> _Instruction_: Set the listing down again in full, word for word, with the pictures left out.

> _Data supplied_:
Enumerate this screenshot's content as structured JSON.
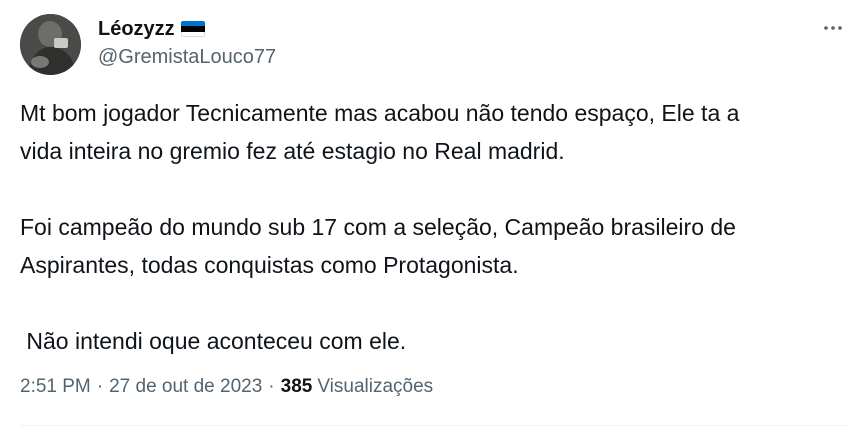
{
  "author": {
    "display_name": "Léozyzz",
    "handle": "@GremistaLouco77",
    "avatar_icon": "profile-photo",
    "flag_icon": "estonia-flag",
    "flag_colors": [
      "#0072ce",
      "#000000",
      "#ffffff"
    ]
  },
  "menu": {
    "icon": "more-options-icon"
  },
  "body": {
    "paragraph_1": "Mt bom jogador Tecnicamente mas acabou não tendo espaço, Ele ta a\nvida inteira no gremio fez até estagio no Real madrid.",
    "paragraph_2": "Foi campeão do mundo sub 17 com a seleção, Campeão brasileiro de\nAspirantes, todas conquistas como Protagonista.",
    "paragraph_3": " Não intendi oque aconteceu com ele."
  },
  "meta": {
    "time": "2:51 PM",
    "separator": "·",
    "date": "27 de out de 2023",
    "views_count": "385",
    "views_label": "Visualizações"
  },
  "colors": {
    "text_primary": "#0f1419",
    "text_secondary": "#536471",
    "divider": "#eff3f4"
  }
}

> _Solution for this task_:
Enumerate this screenshot's content as structured JSON.
{
  "author": {
    "display_name": "Léozyzz",
    "handle": "@GremistaLouco77",
    "avatar_icon": "profile-photo",
    "flag_icon": "estonia-flag",
    "flag_colors": [
      "#0072ce",
      "#000000",
      "#ffffff"
    ]
  },
  "menu": {
    "icon": "more-options-icon"
  },
  "body": {
    "paragraph_1": "Mt bom jogador Tecnicamente mas acabou não tendo espaço, Ele ta a\nvida inteira no gremio fez até estagio no Real madrid.",
    "paragraph_2": "Foi campeão do mundo sub 17 com a seleção, Campeão brasileiro de\nAspirantes, todas conquistas como Protagonista.",
    "paragraph_3": " Não intendi oque aconteceu com ele."
  },
  "meta": {
    "time": "2:51 PM",
    "separator": "·",
    "date": "27 de out de 2023",
    "views_count": "385",
    "views_label": "Visualizações"
  },
  "colors": {
    "text_primary": "#0f1419",
    "text_secondary": "#536471",
    "divider": "#eff3f4"
  }
}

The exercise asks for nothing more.